Consegna:
Scrivi il seguito del testo sui buoni pasto per l'emergenza coronavirus, partendo subito dopo la sua ultima frase.

Testo di studio:
════════════════════

28/03/20
economia coronavirus

Coronavirus, Rostan e Nobili: "Buoni pasto per intervenire su emergenza sociale"

L'intervento dei parlamentari di Italia Viva.

“La distribuzione, per un limitato periodo di tempo e nelle situazioni di emergenza, di buoni pasto, attraverso i comuni, ai nuclei familiari disagiati e alle persone che vivono al limite o al di sotto della soglia di povertà può essere una prima concreta risposta dello Stato a sostegno delle famiglie del nostro Paese che hanno rapidamente consumato le poche risorse economiche disponibili o che di fronte allo stop dell’attività lavorativa non si trovano in condizione di affrontare le necessità fondamentali. Si tratta, al tempo stesso, di una misura di prevenzione e contenimento delle proteste sociali che, specie al Sud, iniziano a manifestarsi in modo preoccupante all’esterno dei supermercati".

════════════════════

Informazioni estratte:
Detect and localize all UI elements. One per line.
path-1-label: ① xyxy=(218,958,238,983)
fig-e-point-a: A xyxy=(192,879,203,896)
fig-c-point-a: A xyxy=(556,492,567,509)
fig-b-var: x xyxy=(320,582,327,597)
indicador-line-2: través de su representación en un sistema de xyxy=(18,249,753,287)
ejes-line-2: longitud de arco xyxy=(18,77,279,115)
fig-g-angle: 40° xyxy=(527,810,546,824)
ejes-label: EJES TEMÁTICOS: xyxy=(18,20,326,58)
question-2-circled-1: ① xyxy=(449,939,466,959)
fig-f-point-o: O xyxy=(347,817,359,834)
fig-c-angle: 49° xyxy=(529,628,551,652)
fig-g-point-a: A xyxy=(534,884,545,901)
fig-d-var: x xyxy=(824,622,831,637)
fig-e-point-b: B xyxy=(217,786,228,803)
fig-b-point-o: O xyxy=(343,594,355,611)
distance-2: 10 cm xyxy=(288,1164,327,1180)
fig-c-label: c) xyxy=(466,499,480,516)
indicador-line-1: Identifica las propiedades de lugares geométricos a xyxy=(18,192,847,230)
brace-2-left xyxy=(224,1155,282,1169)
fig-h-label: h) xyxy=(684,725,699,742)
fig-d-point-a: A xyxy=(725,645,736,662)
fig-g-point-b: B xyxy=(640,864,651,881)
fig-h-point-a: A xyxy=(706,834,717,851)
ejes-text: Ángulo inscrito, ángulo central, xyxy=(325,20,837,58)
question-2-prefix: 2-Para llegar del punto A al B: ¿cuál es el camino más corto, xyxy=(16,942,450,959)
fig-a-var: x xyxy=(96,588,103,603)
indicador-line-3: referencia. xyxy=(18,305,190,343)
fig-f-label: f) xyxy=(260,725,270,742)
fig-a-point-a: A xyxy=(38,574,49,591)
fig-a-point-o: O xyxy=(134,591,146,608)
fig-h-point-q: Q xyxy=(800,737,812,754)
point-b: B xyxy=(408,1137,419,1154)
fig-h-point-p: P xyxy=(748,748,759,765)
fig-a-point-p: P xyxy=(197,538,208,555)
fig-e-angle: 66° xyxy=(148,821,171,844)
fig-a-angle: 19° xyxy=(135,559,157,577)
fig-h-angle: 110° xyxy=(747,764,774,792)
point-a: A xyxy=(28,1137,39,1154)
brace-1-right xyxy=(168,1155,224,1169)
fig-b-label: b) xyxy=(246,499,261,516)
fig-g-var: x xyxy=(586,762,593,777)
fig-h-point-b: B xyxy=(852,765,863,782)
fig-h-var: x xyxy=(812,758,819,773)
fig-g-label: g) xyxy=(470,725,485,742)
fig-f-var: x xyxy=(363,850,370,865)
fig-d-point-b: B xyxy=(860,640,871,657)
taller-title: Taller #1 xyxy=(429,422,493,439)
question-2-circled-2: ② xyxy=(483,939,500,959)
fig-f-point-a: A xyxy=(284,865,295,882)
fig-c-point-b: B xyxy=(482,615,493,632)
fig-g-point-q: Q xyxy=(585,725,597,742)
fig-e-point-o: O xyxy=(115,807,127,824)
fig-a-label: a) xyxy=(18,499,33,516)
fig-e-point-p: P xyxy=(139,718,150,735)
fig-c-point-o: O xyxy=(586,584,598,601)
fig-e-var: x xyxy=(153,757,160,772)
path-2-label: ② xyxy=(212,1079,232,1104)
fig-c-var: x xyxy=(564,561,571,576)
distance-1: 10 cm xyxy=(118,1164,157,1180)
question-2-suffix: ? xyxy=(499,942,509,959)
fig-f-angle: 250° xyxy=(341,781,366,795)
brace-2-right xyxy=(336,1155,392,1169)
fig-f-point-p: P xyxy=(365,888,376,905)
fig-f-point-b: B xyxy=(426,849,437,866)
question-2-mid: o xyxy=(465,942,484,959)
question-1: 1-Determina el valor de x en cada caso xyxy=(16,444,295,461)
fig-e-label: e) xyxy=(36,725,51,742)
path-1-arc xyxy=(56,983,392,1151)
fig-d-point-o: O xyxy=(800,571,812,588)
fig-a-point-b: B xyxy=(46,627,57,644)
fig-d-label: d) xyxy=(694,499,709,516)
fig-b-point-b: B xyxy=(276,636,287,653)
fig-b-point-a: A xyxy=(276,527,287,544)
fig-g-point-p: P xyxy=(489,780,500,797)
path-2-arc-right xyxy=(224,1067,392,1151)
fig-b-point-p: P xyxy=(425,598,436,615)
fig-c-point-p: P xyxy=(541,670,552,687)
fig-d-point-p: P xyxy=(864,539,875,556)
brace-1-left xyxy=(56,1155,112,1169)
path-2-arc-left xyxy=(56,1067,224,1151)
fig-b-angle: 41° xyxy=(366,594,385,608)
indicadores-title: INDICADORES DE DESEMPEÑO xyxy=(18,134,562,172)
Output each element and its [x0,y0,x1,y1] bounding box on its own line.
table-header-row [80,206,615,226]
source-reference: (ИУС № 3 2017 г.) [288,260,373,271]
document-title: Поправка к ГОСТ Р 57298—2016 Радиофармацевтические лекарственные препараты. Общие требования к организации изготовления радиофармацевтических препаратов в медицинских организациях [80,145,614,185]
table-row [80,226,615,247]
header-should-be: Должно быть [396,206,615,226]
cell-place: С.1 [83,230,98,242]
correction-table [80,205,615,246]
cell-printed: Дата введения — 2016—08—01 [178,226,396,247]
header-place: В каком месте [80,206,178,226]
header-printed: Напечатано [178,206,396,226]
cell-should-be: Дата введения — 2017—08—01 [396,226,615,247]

════════════════════

Soluzione:
"Cresce rapidamente il numero di nostri concittadini che hanno perso ogni forma di reddito da lavoro dipendente, autonomo o artigiano, oppure quel poco che riuscivano a garantirsi con lavori precari o saltuari. Gli episodi registrati a Bari, Palermo e Napoli sono più di un campanello d’allarme che in alcun modo devono essere sottovalutati. Anche perché è concreto e serio il rischio che si estendano alle altre regioni, alle periferie delle nostre città come nei piccoli centri. Alla vigilia dei nuovi provvedimenti sulle misure di chiusura delle attività non indispensabili e del distanziamento sociale per l’emergenza coronavirus, bisogna dare un segnale concreto a tutti coloro che stanno pagando duramente questa condizione".

"Lo Stato è in prima linea al loro fianco e provvede a garantire il sostentamento minimo per superare questo drammatico momento. Solo così potremo disinnescare pericolosissime dinamiche sociali dietro le quali avrebbe gioco facile anche l’inserimento di componenti del crimine organizzato”.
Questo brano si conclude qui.